- _Goal_
Set out every line bearing the string "Ювелирная".

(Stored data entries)
-- START --
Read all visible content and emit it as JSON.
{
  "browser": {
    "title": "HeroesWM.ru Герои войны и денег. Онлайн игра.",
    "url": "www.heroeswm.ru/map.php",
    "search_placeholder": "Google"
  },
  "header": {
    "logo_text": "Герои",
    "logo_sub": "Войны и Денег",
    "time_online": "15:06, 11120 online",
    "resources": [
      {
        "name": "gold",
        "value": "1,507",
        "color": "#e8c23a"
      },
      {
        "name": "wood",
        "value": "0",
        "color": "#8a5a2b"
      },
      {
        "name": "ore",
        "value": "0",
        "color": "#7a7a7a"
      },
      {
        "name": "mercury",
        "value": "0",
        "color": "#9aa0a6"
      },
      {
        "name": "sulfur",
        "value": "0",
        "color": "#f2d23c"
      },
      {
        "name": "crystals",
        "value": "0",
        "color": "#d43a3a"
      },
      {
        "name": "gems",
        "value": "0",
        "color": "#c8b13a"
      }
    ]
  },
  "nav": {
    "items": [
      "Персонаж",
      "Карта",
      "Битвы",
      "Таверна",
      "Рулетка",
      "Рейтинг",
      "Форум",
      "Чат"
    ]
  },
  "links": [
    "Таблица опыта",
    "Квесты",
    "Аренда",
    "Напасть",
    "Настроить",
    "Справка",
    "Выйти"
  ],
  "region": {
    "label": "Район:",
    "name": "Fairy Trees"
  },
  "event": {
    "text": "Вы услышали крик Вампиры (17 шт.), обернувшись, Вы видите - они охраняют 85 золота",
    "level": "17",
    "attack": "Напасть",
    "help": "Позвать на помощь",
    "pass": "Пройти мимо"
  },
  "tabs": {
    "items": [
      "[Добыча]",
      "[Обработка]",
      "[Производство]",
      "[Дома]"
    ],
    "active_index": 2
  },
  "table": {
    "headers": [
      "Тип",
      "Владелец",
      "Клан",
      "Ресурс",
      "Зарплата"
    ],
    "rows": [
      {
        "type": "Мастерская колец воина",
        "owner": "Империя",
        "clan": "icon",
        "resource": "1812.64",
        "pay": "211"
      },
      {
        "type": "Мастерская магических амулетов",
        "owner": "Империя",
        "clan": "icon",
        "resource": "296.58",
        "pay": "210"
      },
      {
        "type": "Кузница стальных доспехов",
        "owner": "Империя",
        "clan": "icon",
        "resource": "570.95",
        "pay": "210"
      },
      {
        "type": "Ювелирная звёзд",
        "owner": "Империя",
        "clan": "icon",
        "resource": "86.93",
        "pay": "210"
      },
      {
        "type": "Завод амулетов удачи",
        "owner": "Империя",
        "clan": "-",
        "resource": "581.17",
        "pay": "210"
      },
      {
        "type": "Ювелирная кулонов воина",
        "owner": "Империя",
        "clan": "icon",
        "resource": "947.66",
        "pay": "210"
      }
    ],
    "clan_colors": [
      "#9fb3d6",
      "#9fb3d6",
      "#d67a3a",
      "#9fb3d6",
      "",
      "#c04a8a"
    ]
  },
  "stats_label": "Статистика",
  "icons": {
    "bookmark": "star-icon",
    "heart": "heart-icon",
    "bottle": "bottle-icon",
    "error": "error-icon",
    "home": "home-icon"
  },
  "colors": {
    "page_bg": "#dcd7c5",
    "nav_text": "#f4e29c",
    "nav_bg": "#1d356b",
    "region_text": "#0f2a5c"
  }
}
-- END --
- _Written response_
        "type": "Ювелирная звёзд",
        "type": "Ювелирная кулонов воина",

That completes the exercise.